→ GIVEN PASSAGE:
As these Courts have recognized, Article 36 of the Vienna Convention does more than regulate consular relations. Although the treaty generally facilitates "the exercise of consular functions," *464see Vienna Convention, art. 36, and was not specifically designed "to benefit individuals," see id. preamble, the text of article 36 enshrines a personal right to consular access by mandating that "receiving States" must contact an alien detainee's consulate "if he so requests." See id. art. 36, ¶ 1(b); see also, e.g., United States v. Enger, 472 F. Supp. 490, 506 n.18 (D.N.J. 1978) (observing that article 36 does not affect "the various privileges and immunities accorded representatives of foreign governments"). Article 36's language "indicates that the drafters intended to create rights for individuals." Esparza-Ponce, 7 F. Supp. 2d at 1095 (citing Mark J. Kadish, Article 36 of the Vienna Convention on Consular Relations: A Search for the Right to Consul, 18 Mich. J. Int'l L. 565, 594-602 (1997) (summarizing Convention history and recognizing that drafters intended to enact individual right to consular access)).

Federal agencies arresting a foreign national such as Superville are obliged to observe Vienna Convention article 36 under the Supremacy Clause of the United States Constitution, which declares that "all Treaties made, or which shall be made, under the Authority of the United States, shall be the supreme Law of the Land." U.S. Const, art. VI, cl. 2 (emphasis added); see also Whitney v. Robertson, 124 U.S. 190, 194, 8 S. Ct. 456, 31 L. Ed. 386 (1888) ("By the Constitution a treaty is placed on the same footing, and made of like obligation, with an act of legislation.").

In recognition of the Supremacy Clause, and the expressed intent of the Vienna Convention,6 the Justice Department and INS require their agents to advise alien detainees of their right to contact consular officials. INS instructs its agents that "every detained alien shall be notified that he or she may communicate with the consular or diplomatic officers of the country of his or her nationality in the United States." See 8 C.F.R. § 236.1(e) (formerly codified at 8 C.F.R. § 242.2(g));7 see also United States v. Calderon-Medina, 591 F.2d 529, 532 (9th Cir. 1979) (observing that INS regulation "was evidently intended to ensure compliance with the *465Vienna Convention"); Kadish, supra, at 599-601. The government thus acknowledges that the right to consular access is meaningless unless the "receiving state" (in this case, the United States) informs detained aliens of their right to consular access under the treaty. Cf. Miranda v. Arizona, 384 U.S. 436, 467-68, 16 L. Ed. 2d 694, 86 S. Ct. 1602 (1966) (recognizing warning as "threshold requirement for the intelligent exercise" of constitutional right to legal representation).

→ EXCERPTED RECORDS:
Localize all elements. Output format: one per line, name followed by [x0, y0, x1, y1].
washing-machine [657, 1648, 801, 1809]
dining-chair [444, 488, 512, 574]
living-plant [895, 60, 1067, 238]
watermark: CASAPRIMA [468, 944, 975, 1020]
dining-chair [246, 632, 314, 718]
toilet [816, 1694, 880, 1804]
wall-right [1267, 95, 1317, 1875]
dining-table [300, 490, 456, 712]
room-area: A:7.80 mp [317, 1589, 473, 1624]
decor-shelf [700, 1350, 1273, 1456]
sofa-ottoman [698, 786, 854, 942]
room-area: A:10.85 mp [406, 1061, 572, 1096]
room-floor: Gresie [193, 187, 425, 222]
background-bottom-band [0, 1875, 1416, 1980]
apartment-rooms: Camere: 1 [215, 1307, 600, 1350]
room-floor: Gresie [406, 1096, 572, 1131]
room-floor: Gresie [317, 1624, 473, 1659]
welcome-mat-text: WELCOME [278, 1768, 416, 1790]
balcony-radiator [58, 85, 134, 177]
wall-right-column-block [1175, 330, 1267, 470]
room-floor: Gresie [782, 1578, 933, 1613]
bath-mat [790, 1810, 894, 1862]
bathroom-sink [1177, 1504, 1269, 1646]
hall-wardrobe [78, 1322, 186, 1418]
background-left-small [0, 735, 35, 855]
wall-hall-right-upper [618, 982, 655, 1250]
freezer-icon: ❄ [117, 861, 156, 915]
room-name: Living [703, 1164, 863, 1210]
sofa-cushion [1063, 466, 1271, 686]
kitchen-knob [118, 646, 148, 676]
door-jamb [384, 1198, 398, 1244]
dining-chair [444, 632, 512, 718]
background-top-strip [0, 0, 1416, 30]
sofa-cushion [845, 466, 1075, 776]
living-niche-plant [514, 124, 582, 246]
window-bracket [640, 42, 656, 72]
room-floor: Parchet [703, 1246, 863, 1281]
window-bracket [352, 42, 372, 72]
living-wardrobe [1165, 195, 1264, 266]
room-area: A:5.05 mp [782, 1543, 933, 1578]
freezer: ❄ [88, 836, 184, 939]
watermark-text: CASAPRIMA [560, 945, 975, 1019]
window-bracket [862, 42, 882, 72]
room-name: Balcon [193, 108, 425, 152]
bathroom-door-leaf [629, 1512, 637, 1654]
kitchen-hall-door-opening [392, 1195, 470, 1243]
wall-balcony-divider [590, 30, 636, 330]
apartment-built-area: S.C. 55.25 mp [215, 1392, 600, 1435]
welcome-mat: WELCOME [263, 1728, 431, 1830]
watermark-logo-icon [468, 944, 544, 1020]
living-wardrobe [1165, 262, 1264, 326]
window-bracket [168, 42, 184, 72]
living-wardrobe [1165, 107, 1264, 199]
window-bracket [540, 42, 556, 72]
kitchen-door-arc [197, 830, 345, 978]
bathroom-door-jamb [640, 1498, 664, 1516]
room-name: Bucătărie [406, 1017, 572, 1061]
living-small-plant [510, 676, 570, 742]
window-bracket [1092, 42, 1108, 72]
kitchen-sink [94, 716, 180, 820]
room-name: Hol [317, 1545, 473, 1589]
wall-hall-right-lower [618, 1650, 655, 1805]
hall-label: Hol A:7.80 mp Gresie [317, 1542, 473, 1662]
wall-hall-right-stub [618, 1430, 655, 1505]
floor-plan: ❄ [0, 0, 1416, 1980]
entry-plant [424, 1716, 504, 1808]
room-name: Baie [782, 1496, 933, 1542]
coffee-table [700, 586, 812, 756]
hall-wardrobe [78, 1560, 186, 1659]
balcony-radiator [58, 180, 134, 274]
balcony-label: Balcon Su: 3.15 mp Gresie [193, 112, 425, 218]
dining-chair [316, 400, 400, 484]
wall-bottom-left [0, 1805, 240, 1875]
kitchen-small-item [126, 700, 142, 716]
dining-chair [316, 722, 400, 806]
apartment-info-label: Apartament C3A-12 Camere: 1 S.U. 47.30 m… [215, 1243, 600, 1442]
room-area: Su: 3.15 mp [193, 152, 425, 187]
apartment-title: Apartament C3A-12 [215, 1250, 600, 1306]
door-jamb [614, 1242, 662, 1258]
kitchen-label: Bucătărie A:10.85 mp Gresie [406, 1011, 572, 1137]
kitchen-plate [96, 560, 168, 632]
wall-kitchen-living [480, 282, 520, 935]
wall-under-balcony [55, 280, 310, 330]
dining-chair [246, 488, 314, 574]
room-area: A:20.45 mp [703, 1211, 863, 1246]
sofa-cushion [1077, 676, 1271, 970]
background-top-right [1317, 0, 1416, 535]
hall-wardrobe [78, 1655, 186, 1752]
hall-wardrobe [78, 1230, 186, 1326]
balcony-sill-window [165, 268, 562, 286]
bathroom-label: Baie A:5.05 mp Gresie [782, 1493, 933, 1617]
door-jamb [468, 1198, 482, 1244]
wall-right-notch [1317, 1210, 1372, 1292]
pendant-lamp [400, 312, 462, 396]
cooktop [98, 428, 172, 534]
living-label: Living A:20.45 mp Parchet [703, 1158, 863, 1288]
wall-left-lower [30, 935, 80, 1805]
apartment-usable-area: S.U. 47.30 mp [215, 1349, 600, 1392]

→ YOUR TASKS:
a) In the passage on consular access under Article 36 of the Vienna Convention, what does the Supremacy Clause declare all treaties made under the authority of the United States to be?
b) Continue the passage on consular access under Article 36 of the Vienna Convention from its final sentence.

→ RESULTS FOR EACH TASK:
a) The supreme Law of the Land.

b)
The text of the Vienna Convention, the recorded intentions of its drafters, and the prevailing view among federal agencies and courts lead this Court to conclude that, as a detained alien, Superville has standing to seek relief for INS' alleged violation of Vienna Convention article 36, paragraph 1(b). The Vienna Convention confers on Superville the personal right to contact his consul, which gives him standing to complain that INS violated his rights under the treaty. See Argentine Republic v. Amerada Hess Shipping Corp., 488 U.S. 428, 442, 102 L. Ed. 2d 818, 109 S. Ct. 683 (1989).8

2. Prejudice

The language of the Vienna Convention does not require detained aliens to demonstrate prejudice in order to gain relief for the receiving nation's failure to notify them of their right to consular access. Nevertheless, the few federal courts that have considered this subject have required claimants to show prejudice from violations of the treaty. One justification for this added requirement is that the right to consular access does not "trace[ ] its origins to concepts of due process." See Waldron v. INS, 17 F.3d 511, 518 (2d Cir. 1994) (construing INS' consular notification requirement), cited in Esparza-Ponce, 7 F. Supp. 2d at 1097 (concluding that defendant's Vienna Convention claim was not entitled to Miranda presumption of prejudice). Other courts simply have required claimants to show prejudice from Vienna Convention violations without any discussion. See Breard, 118 S. Ct. at 1355 (nothing in dicta that petitioner would have to establish "that the violation of *466his Vienna Convention rights prejudiced him"); Faultier, 81 F.3d at 520 (concluding that treaty "violation . . . does not merit reversal" because petitioner failed to demonstrate prejudice).

In Superville's case, the Court need not resolve whether it must presume prejudice from a Vienna Convention violation because it appears that INS did notify the defendant of his right to consular access. At the suppression hearing, Superville's counsel asked Inspector Robertson whether he advised the defendant of his right to consular access upon detaining him. Robertson responded, "yes, we did give him that opportunity." (See Tr. at 114.) Since no evidence in the record contradicts Robertson's statement, the Court cannot find that INS violated the defendant's Vienna Convention right to contact his consul.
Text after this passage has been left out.